__Brief__: Every line that contains the word "title" should be copied.

__Record set__:

· · ·

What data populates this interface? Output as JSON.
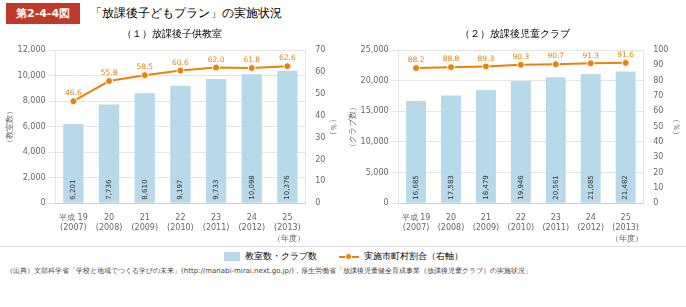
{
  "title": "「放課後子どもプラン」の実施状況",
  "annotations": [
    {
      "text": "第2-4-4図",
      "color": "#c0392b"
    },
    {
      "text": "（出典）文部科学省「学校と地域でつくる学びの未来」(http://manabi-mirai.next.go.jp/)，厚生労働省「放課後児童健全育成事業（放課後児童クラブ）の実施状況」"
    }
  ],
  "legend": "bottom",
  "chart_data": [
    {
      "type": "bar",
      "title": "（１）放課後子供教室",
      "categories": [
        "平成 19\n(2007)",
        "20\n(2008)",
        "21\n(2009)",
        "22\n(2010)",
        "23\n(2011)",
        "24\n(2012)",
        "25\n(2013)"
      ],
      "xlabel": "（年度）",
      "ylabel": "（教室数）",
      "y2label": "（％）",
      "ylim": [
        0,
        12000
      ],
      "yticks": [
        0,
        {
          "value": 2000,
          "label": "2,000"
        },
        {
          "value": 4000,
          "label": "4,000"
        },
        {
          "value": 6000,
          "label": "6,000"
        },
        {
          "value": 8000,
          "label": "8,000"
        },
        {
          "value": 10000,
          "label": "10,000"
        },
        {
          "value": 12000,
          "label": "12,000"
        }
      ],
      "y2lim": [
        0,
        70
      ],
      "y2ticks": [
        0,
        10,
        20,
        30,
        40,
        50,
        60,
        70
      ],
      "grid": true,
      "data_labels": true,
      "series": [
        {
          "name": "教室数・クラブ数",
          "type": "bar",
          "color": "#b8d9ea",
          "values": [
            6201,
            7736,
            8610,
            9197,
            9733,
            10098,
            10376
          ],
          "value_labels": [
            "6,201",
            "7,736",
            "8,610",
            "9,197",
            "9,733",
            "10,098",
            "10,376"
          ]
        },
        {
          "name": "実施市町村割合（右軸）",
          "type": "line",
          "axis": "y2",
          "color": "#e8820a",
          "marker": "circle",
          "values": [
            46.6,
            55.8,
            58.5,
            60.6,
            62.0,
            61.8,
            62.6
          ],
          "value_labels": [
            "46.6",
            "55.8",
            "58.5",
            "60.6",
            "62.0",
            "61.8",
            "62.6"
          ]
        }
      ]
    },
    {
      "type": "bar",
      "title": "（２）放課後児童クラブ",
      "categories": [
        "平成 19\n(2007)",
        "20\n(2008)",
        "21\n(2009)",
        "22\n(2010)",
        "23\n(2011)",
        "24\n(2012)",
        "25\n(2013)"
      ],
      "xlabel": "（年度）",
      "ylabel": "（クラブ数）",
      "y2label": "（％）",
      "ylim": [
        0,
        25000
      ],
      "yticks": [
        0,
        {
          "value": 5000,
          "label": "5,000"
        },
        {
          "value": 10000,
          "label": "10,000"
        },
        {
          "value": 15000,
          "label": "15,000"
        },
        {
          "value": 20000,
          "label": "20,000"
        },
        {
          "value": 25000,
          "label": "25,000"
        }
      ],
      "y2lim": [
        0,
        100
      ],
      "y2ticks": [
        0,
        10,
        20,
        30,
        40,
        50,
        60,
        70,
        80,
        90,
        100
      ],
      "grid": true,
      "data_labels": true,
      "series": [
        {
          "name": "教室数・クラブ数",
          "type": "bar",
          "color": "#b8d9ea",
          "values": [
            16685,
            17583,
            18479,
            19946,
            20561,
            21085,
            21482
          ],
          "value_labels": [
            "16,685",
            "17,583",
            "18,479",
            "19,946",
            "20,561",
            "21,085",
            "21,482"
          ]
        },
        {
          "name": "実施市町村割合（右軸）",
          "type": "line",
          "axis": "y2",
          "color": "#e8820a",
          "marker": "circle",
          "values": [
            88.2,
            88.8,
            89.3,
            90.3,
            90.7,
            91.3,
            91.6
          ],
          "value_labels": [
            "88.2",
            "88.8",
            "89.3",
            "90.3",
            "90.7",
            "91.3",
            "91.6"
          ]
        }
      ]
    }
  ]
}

· · ·

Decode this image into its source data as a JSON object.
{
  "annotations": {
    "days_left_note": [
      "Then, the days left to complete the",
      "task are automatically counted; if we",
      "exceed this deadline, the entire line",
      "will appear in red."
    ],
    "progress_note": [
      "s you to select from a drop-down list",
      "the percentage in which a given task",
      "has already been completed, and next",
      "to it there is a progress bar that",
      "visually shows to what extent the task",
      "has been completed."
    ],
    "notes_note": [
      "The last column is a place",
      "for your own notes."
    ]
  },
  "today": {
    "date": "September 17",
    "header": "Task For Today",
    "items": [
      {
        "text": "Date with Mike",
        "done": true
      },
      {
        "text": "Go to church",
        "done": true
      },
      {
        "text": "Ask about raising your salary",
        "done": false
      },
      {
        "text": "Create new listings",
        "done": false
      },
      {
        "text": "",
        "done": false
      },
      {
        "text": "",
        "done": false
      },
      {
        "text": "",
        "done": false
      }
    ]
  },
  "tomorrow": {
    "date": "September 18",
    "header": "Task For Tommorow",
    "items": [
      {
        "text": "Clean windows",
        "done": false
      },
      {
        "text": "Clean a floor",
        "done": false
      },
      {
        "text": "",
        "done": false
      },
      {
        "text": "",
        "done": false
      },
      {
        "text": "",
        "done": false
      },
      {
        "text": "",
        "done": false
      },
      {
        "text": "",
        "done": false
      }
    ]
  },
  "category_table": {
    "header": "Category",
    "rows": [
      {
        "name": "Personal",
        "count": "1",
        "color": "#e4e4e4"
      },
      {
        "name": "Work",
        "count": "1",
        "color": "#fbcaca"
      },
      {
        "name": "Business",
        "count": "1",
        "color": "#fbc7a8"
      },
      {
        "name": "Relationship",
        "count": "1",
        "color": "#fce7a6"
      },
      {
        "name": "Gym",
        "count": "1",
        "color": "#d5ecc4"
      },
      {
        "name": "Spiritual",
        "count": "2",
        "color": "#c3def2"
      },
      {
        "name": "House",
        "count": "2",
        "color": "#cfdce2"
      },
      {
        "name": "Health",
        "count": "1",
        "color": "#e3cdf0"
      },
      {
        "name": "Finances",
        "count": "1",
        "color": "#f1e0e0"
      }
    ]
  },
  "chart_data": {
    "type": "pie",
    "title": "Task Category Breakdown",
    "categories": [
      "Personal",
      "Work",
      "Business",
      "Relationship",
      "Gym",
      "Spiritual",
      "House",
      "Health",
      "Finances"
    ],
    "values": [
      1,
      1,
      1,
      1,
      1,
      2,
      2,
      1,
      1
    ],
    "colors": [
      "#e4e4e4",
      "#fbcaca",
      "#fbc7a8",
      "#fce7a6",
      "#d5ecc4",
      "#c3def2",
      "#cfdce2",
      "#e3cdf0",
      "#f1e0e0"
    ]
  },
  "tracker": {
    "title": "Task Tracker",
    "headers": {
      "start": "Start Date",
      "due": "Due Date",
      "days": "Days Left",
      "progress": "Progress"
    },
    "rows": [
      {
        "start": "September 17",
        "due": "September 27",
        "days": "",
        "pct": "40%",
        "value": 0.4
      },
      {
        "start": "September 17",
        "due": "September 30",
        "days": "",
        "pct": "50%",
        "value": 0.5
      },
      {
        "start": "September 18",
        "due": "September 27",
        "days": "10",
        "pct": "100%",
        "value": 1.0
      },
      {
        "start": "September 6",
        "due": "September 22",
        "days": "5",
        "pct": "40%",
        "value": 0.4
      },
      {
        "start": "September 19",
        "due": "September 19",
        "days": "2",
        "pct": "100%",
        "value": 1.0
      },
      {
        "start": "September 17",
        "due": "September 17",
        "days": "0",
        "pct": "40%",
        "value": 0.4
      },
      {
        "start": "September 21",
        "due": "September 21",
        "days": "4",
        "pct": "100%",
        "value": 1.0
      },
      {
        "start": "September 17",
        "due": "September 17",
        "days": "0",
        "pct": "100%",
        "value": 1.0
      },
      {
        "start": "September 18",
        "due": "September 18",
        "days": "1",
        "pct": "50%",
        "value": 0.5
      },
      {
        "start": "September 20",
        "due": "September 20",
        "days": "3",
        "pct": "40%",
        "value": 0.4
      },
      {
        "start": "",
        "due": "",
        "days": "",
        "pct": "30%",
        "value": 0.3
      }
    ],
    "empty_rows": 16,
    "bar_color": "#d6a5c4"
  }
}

· · ·

__Exercise solution__:
  "title": "「放課後子どもプラン」の実施状況",
      "title": "（１）放課後子供教室",
      "title": "（２）放課後児童クラブ",
    "title": "Task Category Breakdown",
    "title": "Task Tracker",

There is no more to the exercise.